• _WHAT IS NEEDED_: In the listing below, count each line containing "lock" and answer with the count only.
--- Start EXERCISE DATA ---
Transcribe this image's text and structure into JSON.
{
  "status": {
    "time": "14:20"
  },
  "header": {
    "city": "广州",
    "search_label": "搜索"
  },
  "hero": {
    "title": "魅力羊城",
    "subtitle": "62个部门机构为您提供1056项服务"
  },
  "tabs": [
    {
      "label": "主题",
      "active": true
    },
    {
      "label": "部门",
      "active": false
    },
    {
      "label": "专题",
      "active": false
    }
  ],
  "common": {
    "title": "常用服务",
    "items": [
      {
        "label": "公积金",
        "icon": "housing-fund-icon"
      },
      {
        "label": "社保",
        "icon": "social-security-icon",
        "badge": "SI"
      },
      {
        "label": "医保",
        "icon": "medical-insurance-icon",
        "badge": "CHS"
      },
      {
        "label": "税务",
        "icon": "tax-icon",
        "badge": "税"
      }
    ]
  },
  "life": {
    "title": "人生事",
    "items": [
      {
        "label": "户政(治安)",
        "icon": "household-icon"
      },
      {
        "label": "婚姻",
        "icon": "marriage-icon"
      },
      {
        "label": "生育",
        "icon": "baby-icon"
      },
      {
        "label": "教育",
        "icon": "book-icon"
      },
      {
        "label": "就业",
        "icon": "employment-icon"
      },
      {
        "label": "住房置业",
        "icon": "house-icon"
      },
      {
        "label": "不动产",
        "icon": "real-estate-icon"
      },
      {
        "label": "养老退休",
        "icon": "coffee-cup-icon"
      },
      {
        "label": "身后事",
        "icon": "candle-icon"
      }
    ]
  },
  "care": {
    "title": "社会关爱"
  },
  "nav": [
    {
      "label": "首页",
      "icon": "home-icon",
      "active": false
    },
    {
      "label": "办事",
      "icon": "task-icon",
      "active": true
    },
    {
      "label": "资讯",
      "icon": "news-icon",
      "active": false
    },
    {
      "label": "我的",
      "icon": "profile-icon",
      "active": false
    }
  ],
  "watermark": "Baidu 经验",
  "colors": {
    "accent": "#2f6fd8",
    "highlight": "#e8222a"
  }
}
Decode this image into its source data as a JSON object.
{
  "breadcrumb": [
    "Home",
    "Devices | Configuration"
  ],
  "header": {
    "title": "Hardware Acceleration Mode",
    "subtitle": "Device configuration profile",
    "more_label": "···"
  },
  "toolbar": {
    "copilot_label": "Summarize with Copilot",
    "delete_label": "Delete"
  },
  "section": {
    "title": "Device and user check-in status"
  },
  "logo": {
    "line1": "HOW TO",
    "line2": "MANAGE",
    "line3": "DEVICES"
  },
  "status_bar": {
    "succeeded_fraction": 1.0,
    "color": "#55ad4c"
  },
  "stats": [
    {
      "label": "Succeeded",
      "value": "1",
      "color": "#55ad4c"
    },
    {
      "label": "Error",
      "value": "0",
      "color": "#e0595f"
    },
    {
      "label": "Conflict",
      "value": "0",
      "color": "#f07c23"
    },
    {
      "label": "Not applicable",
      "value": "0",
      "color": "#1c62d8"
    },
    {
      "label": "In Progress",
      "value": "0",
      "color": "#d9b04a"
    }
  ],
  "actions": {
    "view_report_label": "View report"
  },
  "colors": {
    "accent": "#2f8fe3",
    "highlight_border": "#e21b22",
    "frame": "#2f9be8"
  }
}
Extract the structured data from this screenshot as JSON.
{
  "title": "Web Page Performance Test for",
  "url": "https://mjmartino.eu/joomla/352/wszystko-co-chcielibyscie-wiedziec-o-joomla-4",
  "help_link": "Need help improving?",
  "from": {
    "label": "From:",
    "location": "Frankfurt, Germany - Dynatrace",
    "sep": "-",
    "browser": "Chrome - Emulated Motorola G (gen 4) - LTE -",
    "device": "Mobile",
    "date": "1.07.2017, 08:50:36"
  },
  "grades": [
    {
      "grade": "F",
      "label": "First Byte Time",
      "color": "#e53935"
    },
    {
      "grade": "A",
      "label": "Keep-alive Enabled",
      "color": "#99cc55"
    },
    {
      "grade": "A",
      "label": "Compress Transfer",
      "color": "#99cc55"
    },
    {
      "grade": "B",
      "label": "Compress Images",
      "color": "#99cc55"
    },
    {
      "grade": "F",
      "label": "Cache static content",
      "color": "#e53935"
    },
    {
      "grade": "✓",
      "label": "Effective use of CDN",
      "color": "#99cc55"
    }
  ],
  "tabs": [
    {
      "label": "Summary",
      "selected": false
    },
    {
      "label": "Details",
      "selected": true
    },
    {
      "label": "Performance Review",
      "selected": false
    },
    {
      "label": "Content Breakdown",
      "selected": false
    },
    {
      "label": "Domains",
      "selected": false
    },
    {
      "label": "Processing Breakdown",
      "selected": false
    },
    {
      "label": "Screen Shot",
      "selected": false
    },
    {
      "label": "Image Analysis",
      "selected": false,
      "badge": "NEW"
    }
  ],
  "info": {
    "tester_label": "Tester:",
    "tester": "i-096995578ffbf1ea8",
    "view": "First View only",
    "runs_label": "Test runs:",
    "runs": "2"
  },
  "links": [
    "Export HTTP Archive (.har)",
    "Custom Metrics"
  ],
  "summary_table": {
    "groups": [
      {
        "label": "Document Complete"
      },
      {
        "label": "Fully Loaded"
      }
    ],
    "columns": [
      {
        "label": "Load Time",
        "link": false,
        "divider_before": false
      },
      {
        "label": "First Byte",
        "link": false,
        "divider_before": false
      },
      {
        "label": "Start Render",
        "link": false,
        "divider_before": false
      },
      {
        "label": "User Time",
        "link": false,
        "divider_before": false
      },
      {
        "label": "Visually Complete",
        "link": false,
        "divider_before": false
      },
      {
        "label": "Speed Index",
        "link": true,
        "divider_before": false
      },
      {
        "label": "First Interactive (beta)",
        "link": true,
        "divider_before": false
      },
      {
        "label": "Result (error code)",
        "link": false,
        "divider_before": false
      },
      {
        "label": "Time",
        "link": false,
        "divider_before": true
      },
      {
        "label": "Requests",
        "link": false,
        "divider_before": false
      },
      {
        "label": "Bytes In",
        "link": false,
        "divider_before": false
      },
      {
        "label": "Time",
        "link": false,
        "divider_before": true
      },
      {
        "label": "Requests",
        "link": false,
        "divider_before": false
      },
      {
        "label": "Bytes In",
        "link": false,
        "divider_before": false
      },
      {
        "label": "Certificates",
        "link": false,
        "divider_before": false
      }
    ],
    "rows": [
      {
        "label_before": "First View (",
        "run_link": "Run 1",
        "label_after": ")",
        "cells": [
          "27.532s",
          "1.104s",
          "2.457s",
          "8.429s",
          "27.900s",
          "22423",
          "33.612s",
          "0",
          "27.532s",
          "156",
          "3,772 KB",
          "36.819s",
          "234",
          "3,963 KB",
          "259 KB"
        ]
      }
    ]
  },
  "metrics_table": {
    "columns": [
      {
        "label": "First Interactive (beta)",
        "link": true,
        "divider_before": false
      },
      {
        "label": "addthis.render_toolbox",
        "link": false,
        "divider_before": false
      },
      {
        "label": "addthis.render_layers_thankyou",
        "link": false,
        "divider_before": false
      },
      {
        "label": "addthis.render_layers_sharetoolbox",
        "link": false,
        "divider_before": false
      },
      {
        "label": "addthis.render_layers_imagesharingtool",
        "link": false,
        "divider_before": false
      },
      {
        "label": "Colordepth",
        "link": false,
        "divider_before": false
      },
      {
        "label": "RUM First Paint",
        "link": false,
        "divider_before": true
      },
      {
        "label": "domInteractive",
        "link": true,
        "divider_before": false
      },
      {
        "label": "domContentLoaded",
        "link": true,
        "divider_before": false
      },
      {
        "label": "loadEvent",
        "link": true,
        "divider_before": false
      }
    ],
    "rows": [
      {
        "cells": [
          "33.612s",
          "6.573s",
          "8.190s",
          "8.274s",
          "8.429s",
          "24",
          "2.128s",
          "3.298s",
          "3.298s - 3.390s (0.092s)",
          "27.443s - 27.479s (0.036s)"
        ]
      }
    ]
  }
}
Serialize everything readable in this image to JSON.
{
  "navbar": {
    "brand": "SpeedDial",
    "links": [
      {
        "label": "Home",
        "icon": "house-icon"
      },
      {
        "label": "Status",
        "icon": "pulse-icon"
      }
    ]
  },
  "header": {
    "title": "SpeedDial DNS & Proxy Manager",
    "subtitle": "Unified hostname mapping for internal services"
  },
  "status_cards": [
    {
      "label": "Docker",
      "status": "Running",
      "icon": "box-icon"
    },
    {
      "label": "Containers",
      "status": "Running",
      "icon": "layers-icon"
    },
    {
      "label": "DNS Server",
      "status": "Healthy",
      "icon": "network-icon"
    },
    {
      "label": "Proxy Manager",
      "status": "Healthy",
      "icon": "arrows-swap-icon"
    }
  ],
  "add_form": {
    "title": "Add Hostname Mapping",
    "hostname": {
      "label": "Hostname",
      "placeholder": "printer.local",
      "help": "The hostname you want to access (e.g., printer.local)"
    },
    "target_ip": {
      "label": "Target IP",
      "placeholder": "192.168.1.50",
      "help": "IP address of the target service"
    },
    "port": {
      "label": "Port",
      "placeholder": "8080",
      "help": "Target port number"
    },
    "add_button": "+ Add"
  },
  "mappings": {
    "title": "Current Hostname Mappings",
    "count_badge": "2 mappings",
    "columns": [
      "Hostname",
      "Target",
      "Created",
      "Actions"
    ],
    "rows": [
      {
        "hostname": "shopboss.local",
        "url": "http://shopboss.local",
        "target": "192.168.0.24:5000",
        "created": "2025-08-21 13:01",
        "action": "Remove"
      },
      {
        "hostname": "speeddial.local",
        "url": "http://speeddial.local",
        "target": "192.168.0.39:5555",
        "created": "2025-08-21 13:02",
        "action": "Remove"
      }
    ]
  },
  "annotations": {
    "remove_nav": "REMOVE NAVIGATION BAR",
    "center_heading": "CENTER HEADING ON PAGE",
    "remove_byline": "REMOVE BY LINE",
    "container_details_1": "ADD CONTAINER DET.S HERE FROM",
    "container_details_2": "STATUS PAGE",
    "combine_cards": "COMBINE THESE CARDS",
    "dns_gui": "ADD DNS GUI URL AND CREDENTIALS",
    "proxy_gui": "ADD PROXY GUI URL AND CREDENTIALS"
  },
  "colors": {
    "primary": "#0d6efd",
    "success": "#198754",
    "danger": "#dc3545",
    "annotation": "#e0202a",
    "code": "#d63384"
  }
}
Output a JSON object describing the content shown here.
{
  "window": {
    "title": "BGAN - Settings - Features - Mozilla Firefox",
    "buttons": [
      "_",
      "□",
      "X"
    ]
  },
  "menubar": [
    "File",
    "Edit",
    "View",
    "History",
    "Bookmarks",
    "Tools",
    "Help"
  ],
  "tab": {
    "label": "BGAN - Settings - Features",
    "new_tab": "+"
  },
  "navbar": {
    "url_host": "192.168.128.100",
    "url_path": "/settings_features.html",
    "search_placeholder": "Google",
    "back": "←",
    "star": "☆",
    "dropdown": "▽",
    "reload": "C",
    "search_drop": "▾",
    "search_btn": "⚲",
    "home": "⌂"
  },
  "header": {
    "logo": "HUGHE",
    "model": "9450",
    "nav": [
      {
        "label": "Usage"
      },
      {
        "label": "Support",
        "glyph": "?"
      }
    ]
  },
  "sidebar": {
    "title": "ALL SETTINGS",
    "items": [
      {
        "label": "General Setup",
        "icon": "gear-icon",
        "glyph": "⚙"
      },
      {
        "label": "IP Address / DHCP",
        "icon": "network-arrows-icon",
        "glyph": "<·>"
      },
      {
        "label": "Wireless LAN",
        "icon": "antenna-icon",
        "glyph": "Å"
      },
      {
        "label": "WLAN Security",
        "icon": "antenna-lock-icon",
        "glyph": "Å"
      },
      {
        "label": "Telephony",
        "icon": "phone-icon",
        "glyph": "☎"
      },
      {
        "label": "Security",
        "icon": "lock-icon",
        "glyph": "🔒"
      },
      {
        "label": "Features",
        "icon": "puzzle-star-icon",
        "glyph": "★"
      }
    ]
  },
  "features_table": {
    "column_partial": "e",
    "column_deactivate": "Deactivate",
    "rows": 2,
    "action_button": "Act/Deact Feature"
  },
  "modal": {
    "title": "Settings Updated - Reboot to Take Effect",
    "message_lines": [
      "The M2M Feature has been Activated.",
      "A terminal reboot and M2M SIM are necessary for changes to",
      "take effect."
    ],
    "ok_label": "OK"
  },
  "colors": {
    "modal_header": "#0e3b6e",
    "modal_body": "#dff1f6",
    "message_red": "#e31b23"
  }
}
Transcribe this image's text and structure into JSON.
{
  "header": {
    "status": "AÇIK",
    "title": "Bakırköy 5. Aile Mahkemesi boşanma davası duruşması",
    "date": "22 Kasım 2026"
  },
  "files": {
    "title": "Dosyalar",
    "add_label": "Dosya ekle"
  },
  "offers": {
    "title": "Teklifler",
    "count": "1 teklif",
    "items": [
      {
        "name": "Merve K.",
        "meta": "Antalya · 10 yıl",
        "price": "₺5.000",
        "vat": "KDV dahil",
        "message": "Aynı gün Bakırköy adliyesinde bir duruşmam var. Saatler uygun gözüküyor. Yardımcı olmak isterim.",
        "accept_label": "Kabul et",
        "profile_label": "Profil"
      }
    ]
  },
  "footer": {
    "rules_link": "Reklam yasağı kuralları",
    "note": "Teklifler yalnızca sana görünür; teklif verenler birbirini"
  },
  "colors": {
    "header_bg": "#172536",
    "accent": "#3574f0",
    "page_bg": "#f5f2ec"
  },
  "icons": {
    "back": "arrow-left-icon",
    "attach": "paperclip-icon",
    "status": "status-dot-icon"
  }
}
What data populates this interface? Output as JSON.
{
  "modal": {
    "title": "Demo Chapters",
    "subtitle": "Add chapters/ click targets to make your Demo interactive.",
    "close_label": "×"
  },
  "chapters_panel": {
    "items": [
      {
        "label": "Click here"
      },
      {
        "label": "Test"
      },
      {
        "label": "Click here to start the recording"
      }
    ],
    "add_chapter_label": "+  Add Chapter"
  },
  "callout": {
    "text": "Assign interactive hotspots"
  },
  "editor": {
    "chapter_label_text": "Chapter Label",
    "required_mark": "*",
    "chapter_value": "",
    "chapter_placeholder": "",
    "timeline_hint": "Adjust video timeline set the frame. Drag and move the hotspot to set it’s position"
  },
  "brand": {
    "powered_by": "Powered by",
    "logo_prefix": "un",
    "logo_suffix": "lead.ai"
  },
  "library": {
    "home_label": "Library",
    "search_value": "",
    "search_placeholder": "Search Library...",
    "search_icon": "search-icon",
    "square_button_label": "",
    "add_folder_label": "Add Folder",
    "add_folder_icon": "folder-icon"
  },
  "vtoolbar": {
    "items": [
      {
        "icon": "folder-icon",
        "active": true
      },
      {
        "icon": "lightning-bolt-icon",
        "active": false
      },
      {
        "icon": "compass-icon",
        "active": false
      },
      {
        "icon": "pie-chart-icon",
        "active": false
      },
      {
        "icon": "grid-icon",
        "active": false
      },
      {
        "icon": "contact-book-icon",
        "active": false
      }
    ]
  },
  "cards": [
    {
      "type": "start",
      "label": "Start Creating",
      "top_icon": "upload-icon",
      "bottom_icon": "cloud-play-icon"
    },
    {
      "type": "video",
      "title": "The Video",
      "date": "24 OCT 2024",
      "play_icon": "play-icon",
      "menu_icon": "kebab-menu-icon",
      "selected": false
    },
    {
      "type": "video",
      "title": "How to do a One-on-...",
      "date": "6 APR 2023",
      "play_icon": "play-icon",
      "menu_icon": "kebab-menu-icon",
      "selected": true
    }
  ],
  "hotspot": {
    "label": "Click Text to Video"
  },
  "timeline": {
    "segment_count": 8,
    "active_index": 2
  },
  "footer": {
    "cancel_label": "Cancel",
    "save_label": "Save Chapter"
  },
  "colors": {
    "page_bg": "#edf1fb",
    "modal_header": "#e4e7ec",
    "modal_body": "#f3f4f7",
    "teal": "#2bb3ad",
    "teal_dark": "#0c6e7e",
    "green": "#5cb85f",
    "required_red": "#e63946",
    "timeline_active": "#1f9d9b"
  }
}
--- End EXERCISE DATA ---
• _RESULT OF THE TASK_: 2